--- begin Provided data ---

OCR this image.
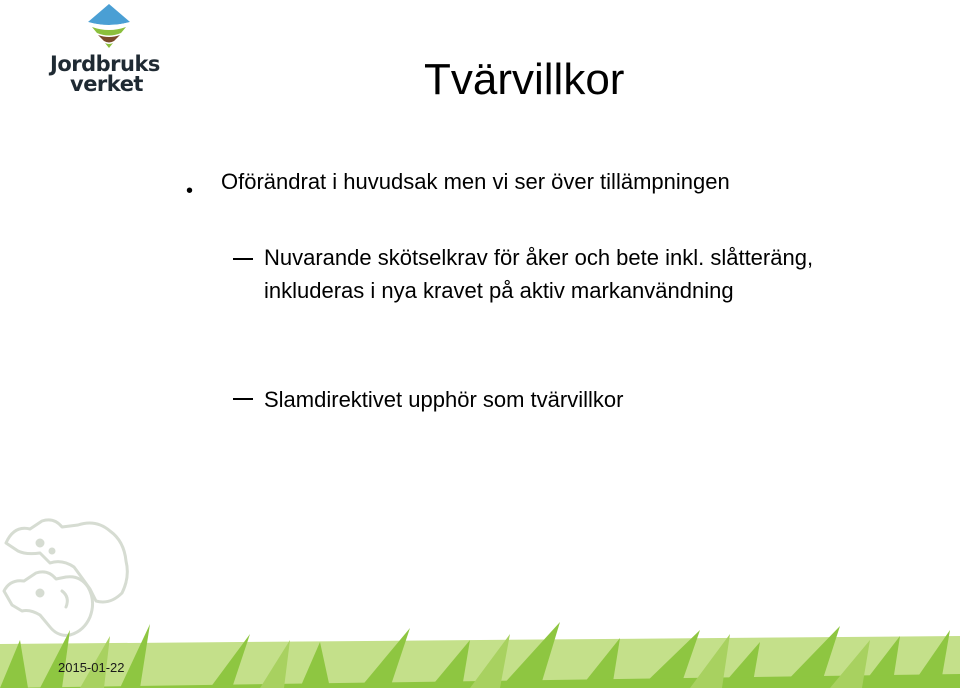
Jordbruks
verket	Tvärvillkor
• Oförändrat i huvudsak men vi ser över tillämpningen
Nuvarande skötselkrav för åker och bete inkl. slåtteräng, inkluderas i nya kravet på aktiv markanvändning
Slamdirektivet upphör som tvärvillkor
2015-01-22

--- end Provided data ---

■ Exercise description ■
From the material above, copy everything exactly but the pictures.

■ Written answer ■
OCR this image.
Jordbruks
verket	Tvärvillkor
• Oförändrat i huvudsak men vi ser över tillämpningen
Nuvarande skötselkrav för åker och bete inkl. slåtteräng, inkluderas i nya kravet på aktiv markanvändning
Slamdirektivet upphör som tvärvillkor
2015-01-22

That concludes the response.